Data items

-- begin --

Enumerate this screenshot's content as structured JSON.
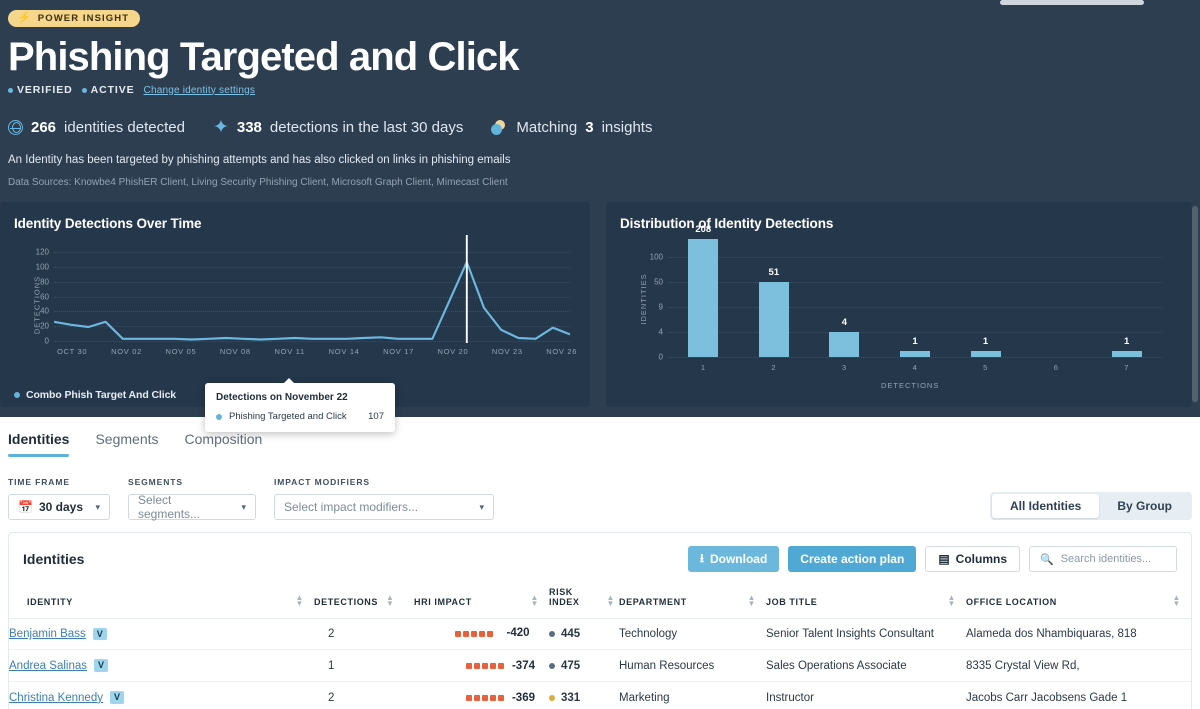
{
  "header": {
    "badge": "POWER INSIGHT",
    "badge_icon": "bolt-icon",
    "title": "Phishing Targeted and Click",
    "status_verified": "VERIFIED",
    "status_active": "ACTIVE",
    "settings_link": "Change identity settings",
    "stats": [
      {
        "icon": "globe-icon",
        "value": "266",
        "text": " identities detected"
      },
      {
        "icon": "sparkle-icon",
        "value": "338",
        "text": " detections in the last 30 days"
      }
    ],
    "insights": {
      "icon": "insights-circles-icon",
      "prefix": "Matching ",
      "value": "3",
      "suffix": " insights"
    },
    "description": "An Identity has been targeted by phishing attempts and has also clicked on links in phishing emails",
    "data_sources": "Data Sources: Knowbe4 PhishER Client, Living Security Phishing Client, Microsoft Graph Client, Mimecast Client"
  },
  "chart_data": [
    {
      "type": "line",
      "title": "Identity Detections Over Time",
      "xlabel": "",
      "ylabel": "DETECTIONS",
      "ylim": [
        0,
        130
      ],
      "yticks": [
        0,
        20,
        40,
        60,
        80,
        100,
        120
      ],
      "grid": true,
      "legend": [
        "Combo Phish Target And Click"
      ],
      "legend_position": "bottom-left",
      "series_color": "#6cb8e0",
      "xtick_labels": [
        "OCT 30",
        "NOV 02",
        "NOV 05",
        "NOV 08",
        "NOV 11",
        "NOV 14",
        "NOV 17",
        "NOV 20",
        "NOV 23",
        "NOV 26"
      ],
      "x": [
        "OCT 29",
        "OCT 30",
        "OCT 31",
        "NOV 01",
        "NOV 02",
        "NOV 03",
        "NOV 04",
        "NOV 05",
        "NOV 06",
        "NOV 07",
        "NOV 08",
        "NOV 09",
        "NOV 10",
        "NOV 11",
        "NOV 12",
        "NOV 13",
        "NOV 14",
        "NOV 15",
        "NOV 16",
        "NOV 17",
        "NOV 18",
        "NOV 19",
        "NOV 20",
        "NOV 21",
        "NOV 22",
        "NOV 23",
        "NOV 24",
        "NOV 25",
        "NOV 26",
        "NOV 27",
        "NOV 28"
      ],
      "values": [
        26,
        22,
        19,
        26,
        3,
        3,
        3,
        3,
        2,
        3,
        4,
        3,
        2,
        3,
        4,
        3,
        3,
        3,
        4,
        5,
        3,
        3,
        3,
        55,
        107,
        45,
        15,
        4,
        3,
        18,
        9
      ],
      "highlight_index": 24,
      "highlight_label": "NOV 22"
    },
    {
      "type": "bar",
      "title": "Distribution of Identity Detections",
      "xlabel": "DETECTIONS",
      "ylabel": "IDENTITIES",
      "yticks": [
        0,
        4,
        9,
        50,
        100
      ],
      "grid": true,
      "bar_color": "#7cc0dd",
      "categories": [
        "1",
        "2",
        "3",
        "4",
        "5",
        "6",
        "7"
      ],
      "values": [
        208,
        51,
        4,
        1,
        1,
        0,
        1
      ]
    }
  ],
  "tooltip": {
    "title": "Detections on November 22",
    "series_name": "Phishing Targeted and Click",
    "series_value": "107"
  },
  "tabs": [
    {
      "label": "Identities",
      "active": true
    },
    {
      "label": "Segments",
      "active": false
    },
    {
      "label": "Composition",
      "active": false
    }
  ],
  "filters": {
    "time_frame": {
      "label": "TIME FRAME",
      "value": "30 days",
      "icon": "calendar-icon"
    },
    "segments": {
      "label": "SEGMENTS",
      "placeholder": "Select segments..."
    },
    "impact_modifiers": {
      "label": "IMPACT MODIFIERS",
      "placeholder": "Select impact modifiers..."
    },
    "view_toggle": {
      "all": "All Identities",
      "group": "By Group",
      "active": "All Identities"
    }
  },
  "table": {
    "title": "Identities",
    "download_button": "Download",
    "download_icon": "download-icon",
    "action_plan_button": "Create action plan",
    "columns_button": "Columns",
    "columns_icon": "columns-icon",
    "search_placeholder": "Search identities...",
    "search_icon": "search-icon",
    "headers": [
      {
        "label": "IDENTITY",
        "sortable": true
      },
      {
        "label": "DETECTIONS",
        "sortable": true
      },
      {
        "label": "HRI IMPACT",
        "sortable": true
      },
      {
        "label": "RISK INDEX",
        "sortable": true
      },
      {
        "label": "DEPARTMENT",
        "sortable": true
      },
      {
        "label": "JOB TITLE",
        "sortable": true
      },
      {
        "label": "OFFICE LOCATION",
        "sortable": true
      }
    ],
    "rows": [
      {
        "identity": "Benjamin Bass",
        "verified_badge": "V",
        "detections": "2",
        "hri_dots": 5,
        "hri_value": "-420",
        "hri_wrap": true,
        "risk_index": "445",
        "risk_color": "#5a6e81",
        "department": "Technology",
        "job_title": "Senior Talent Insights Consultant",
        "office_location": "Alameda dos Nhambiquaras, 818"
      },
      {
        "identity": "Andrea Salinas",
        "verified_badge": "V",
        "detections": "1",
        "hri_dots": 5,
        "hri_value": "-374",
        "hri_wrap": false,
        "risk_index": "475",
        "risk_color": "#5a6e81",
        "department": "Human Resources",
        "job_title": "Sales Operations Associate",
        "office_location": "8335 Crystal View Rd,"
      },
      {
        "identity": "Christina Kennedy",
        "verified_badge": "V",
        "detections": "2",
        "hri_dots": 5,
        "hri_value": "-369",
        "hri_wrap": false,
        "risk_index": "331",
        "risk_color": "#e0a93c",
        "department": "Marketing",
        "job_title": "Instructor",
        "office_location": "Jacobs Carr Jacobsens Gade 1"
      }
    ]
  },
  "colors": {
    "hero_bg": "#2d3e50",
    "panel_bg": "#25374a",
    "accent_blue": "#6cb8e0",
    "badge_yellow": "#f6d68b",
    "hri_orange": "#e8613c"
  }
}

-- end --

Restate the whole listing above exactly, please, omitting every image.

Enumerate this screenshot's content as structured JSON.
{
  "header": {
    "badge": "POWER INSIGHT",
    "badge_icon": "bolt-icon",
    "title": "Phishing Targeted and Click",
    "status_verified": "VERIFIED",
    "status_active": "ACTIVE",
    "settings_link": "Change identity settings",
    "stats": [
      {
        "icon": "globe-icon",
        "value": "266",
        "text": " identities detected"
      },
      {
        "icon": "sparkle-icon",
        "value": "338",
        "text": " detections in the last 30 days"
      }
    ],
    "insights": {
      "icon": "insights-circles-icon",
      "prefix": "Matching ",
      "value": "3",
      "suffix": " insights"
    },
    "description": "An Identity has been targeted by phishing attempts and has also clicked on links in phishing emails",
    "data_sources": "Data Sources: Knowbe4 PhishER Client, Living Security Phishing Client, Microsoft Graph Client, Mimecast Client"
  },
  "chart_data": [
    {
      "type": "line",
      "title": "Identity Detections Over Time",
      "xlabel": "",
      "ylabel": "DETECTIONS",
      "ylim": [
        0,
        130
      ],
      "yticks": [
        0,
        20,
        40,
        60,
        80,
        100,
        120
      ],
      "grid": true,
      "legend": [
        "Combo Phish Target And Click"
      ],
      "legend_position": "bottom-left",
      "series_color": "#6cb8e0",
      "xtick_labels": [
        "OCT 30",
        "NOV 02",
        "NOV 05",
        "NOV 08",
        "NOV 11",
        "NOV 14",
        "NOV 17",
        "NOV 20",
        "NOV 23",
        "NOV 26"
      ],
      "x": [
        "OCT 29",
        "OCT 30",
        "OCT 31",
        "NOV 01",
        "NOV 02",
        "NOV 03",
        "NOV 04",
        "NOV 05",
        "NOV 06",
        "NOV 07",
        "NOV 08",
        "NOV 09",
        "NOV 10",
        "NOV 11",
        "NOV 12",
        "NOV 13",
        "NOV 14",
        "NOV 15",
        "NOV 16",
        "NOV 17",
        "NOV 18",
        "NOV 19",
        "NOV 20",
        "NOV 21",
        "NOV 22",
        "NOV 23",
        "NOV 24",
        "NOV 25",
        "NOV 26",
        "NOV 27",
        "NOV 28"
      ],
      "values": [
        26,
        22,
        19,
        26,
        3,
        3,
        3,
        3,
        2,
        3,
        4,
        3,
        2,
        3,
        4,
        3,
        3,
        3,
        4,
        5,
        3,
        3,
        3,
        55,
        107,
        45,
        15,
        4,
        3,
        18,
        9
      ],
      "highlight_index": 24,
      "highlight_label": "NOV 22"
    },
    {
      "type": "bar",
      "title": "Distribution of Identity Detections",
      "xlabel": "DETECTIONS",
      "ylabel": "IDENTITIES",
      "yticks": [
        0,
        4,
        9,
        50,
        100
      ],
      "grid": true,
      "bar_color": "#7cc0dd",
      "categories": [
        "1",
        "2",
        "3",
        "4",
        "5",
        "6",
        "7"
      ],
      "values": [
        208,
        51,
        4,
        1,
        1,
        0,
        1
      ]
    }
  ],
  "tooltip": {
    "title": "Detections on November 22",
    "series_name": "Phishing Targeted and Click",
    "series_value": "107"
  },
  "tabs": [
    {
      "label": "Identities",
      "active": true
    },
    {
      "label": "Segments",
      "active": false
    },
    {
      "label": "Composition",
      "active": false
    }
  ],
  "filters": {
    "time_frame": {
      "label": "TIME FRAME",
      "value": "30 days",
      "icon": "calendar-icon"
    },
    "segments": {
      "label": "SEGMENTS",
      "placeholder": "Select segments..."
    },
    "impact_modifiers": {
      "label": "IMPACT MODIFIERS",
      "placeholder": "Select impact modifiers..."
    },
    "view_toggle": {
      "all": "All Identities",
      "group": "By Group",
      "active": "All Identities"
    }
  },
  "table": {
    "title": "Identities",
    "download_button": "Download",
    "download_icon": "download-icon",
    "action_plan_button": "Create action plan",
    "columns_button": "Columns",
    "columns_icon": "columns-icon",
    "search_placeholder": "Search identities...",
    "search_icon": "search-icon",
    "headers": [
      {
        "label": "IDENTITY",
        "sortable": true
      },
      {
        "label": "DETECTIONS",
        "sortable": true
      },
      {
        "label": "HRI IMPACT",
        "sortable": true
      },
      {
        "label": "RISK INDEX",
        "sortable": true
      },
      {
        "label": "DEPARTMENT",
        "sortable": true
      },
      {
        "label": "JOB TITLE",
        "sortable": true
      },
      {
        "label": "OFFICE LOCATION",
        "sortable": true
      }
    ],
    "rows": [
      {
        "identity": "Benjamin Bass",
        "verified_badge": "V",
        "detections": "2",
        "hri_dots": 5,
        "hri_value": "-420",
        "hri_wrap": true,
        "risk_index": "445",
        "risk_color": "#5a6e81",
        "department": "Technology",
        "job_title": "Senior Talent Insights Consultant",
        "office_location": "Alameda dos Nhambiquaras, 818"
      },
      {
        "identity": "Andrea Salinas",
        "verified_badge": "V",
        "detections": "1",
        "hri_dots": 5,
        "hri_value": "-374",
        "hri_wrap": false,
        "risk_index": "475",
        "risk_color": "#5a6e81",
        "department": "Human Resources",
        "job_title": "Sales Operations Associate",
        "office_location": "8335 Crystal View Rd,"
      },
      {
        "identity": "Christina Kennedy",
        "verified_badge": "V",
        "detections": "2",
        "hri_dots": 5,
        "hri_value": "-369",
        "hri_wrap": false,
        "risk_index": "331",
        "risk_color": "#e0a93c",
        "department": "Marketing",
        "job_title": "Instructor",
        "office_location": "Jacobs Carr Jacobsens Gade 1"
      }
    ]
  },
  "colors": {
    "hero_bg": "#2d3e50",
    "panel_bg": "#25374a",
    "accent_blue": "#6cb8e0",
    "badge_yellow": "#f6d68b",
    "hri_orange": "#e8613c"
  }
}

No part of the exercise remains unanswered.